WHAT IS REQUIRED =>
The exercise asks you to copy every line below in which "человека" appears.
— Begin —
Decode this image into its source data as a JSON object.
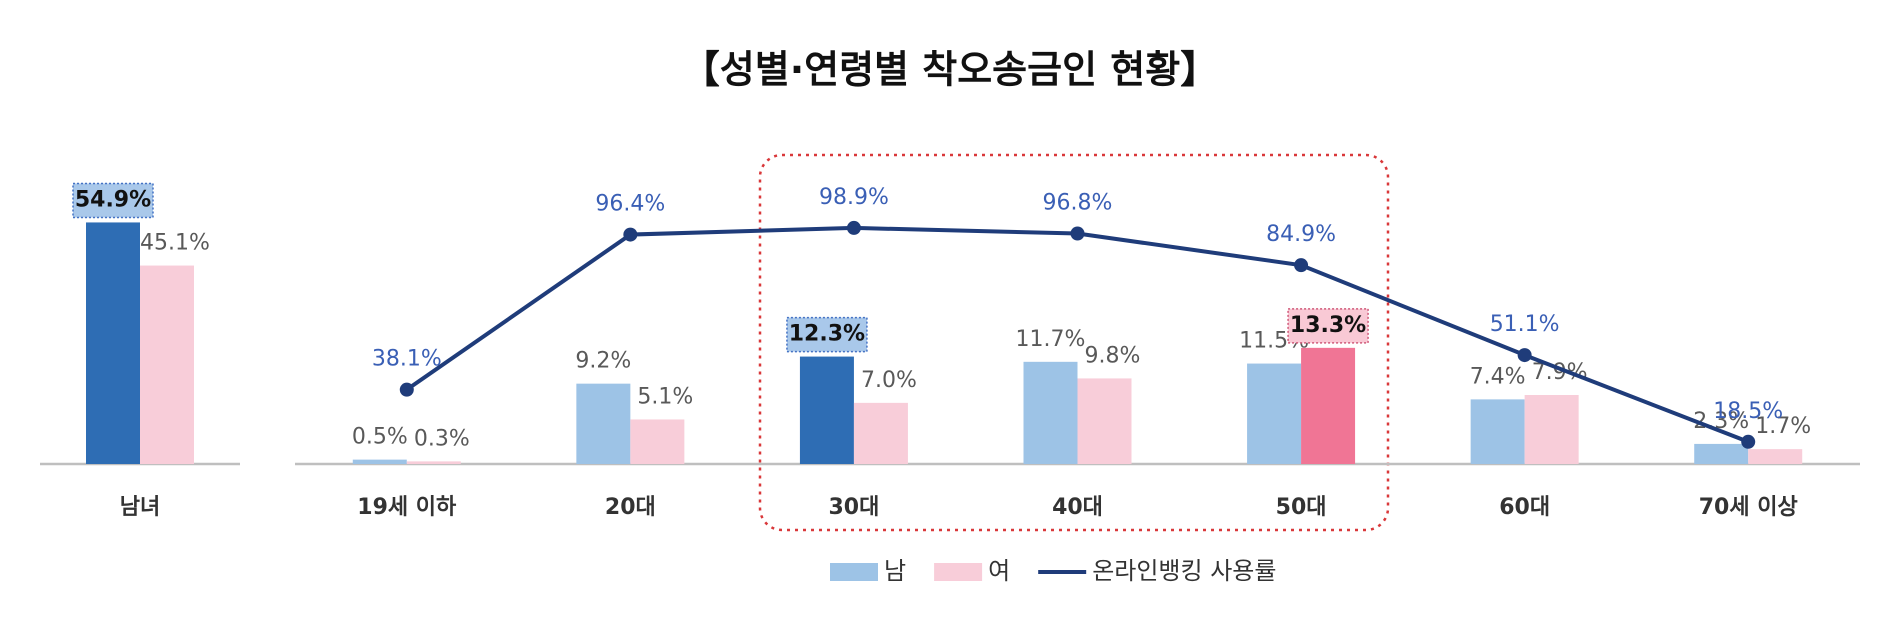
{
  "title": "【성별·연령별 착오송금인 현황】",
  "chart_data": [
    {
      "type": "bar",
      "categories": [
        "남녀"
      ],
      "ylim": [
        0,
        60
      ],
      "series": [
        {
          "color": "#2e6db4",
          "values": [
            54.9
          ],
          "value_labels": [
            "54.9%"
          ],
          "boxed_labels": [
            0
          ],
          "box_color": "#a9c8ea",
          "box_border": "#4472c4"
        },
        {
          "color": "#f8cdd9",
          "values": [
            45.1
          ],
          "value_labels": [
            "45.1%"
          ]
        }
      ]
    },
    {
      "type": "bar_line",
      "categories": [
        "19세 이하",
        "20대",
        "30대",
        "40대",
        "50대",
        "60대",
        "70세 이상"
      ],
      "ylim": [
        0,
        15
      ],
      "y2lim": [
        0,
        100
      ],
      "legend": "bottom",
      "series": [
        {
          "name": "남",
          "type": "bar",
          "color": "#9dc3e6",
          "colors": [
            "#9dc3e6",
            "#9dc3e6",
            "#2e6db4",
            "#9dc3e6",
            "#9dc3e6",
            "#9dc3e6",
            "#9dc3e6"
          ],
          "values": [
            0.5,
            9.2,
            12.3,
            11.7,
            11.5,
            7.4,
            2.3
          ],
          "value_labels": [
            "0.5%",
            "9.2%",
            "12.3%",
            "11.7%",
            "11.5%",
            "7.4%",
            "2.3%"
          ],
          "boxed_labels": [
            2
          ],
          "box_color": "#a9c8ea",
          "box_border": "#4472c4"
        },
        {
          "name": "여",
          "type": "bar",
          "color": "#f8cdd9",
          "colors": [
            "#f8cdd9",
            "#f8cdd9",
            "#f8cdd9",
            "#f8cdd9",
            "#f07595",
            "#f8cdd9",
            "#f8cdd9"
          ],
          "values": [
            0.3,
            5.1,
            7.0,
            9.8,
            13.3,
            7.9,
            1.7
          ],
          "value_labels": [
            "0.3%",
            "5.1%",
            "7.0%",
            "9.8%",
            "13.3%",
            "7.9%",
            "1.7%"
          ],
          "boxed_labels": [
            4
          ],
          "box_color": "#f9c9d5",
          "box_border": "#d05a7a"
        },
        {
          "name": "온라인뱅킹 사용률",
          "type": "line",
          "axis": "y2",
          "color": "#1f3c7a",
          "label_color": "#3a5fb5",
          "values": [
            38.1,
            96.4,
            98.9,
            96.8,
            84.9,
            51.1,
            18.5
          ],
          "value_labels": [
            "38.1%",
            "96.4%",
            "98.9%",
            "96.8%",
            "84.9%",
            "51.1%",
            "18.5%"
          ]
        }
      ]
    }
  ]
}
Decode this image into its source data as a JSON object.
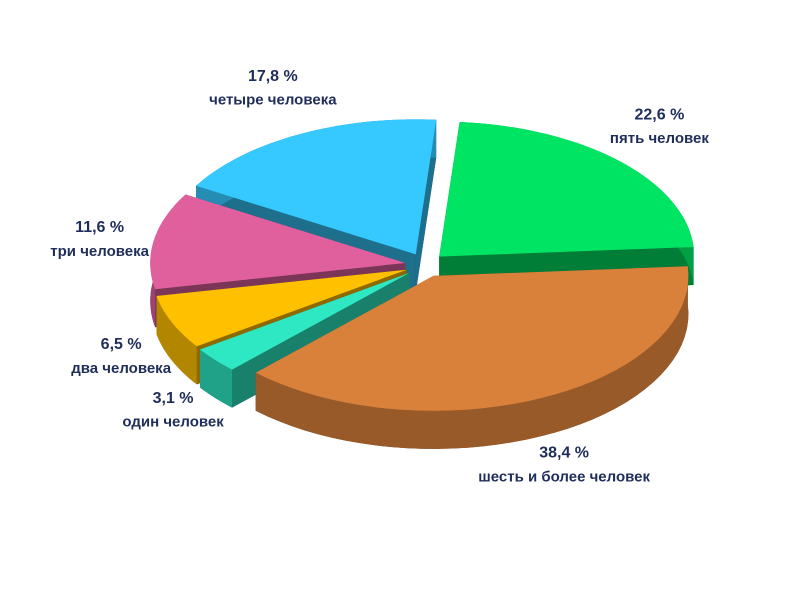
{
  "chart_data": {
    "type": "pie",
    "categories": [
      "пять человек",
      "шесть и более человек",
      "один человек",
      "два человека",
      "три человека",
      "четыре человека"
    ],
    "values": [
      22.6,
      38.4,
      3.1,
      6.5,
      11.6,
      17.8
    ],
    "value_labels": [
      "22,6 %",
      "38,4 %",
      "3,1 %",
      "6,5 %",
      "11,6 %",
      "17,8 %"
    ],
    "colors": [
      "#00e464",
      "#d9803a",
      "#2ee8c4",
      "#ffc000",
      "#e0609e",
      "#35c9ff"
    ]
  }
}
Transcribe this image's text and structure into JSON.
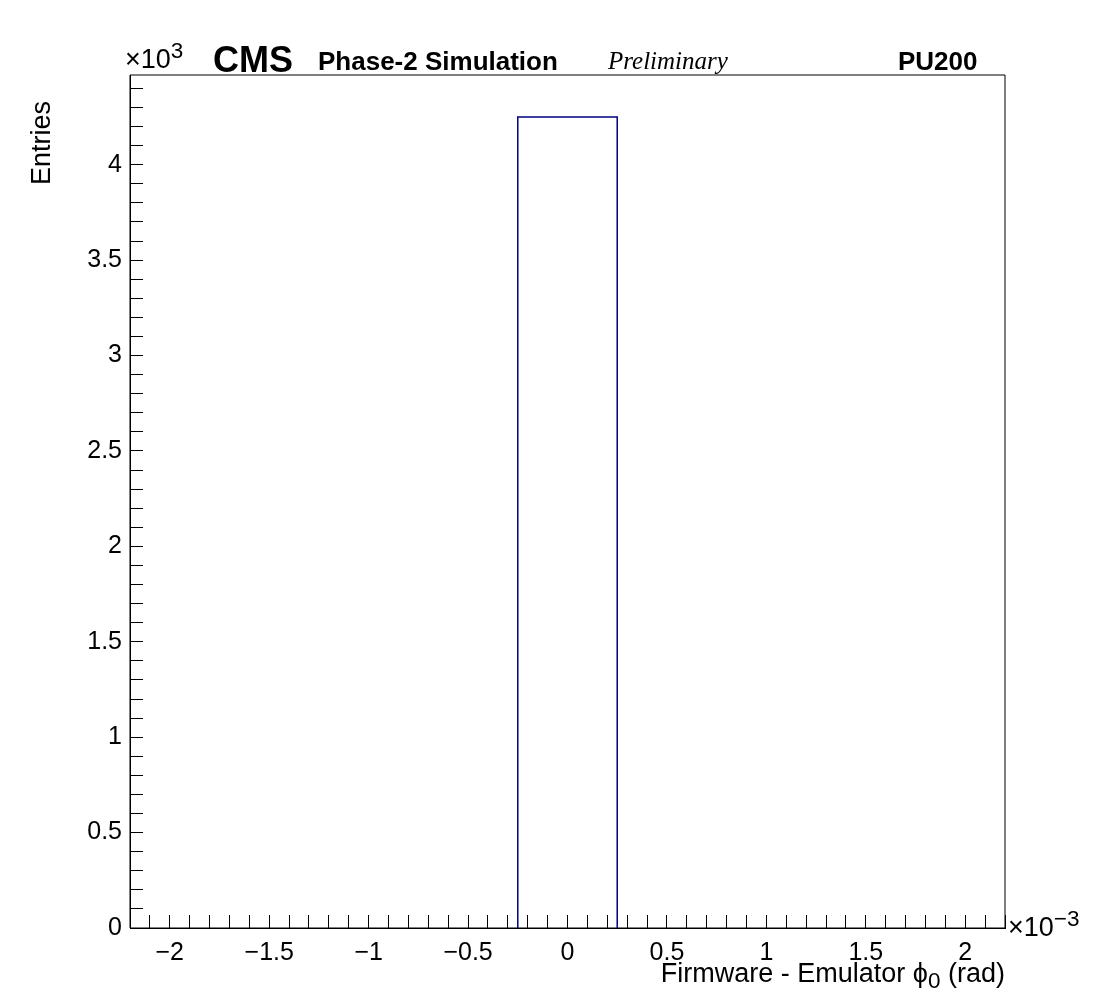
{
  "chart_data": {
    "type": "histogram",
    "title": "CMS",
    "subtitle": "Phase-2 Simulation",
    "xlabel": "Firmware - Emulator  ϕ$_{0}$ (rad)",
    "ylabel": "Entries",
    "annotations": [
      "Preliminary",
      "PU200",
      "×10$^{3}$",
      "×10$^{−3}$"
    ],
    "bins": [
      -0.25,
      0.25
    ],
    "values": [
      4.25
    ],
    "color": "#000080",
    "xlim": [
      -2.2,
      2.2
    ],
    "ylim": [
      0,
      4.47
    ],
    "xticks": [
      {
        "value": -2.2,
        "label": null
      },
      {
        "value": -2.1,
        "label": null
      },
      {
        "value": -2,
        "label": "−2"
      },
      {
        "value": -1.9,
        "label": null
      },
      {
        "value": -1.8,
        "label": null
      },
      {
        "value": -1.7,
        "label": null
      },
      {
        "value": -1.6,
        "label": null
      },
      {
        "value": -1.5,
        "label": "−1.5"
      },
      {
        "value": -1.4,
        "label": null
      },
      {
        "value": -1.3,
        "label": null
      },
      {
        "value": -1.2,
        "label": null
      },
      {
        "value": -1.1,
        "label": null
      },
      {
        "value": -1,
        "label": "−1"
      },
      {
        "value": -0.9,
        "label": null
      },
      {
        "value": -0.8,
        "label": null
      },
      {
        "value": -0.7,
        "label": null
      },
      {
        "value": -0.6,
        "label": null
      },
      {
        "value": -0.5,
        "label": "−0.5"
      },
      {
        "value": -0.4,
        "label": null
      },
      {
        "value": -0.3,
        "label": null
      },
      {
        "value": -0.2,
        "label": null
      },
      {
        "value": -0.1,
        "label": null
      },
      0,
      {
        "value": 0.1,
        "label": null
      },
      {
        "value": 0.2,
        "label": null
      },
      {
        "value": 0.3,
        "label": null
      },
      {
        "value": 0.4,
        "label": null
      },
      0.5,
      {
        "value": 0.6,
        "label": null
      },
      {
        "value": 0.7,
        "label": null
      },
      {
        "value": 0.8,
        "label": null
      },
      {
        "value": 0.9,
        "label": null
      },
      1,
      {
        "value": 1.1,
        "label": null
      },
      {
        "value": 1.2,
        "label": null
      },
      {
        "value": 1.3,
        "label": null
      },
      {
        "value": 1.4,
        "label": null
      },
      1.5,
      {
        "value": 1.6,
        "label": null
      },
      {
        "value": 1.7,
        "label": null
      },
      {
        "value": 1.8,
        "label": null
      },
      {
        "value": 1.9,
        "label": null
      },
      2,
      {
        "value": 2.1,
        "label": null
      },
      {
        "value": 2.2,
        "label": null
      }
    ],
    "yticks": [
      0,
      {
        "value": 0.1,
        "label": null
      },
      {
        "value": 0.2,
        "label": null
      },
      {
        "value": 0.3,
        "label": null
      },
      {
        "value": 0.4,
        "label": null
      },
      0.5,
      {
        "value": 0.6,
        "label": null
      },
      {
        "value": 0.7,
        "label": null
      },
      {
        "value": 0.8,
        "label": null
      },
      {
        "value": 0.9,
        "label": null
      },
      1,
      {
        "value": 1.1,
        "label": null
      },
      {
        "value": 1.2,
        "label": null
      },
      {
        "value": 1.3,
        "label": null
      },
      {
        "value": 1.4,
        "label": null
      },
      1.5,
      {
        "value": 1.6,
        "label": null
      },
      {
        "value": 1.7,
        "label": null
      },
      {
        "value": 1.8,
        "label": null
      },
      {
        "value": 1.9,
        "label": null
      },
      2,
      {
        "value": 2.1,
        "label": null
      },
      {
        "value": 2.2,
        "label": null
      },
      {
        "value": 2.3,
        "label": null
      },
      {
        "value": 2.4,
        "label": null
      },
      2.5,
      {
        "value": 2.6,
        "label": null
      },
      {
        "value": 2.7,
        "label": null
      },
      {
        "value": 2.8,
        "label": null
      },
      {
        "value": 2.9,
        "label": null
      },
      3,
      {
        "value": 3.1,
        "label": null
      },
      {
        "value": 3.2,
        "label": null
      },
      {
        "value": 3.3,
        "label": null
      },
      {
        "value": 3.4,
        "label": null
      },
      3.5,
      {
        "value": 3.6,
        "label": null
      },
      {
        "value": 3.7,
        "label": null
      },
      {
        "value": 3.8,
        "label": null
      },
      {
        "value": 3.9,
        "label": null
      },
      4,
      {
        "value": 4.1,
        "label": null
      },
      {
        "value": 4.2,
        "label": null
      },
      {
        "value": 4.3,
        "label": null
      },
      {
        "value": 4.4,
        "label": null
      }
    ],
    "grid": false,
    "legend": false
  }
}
— End —
TASK RESPONSE =>
      "два человека",
      "три человека",
      "четыре человека"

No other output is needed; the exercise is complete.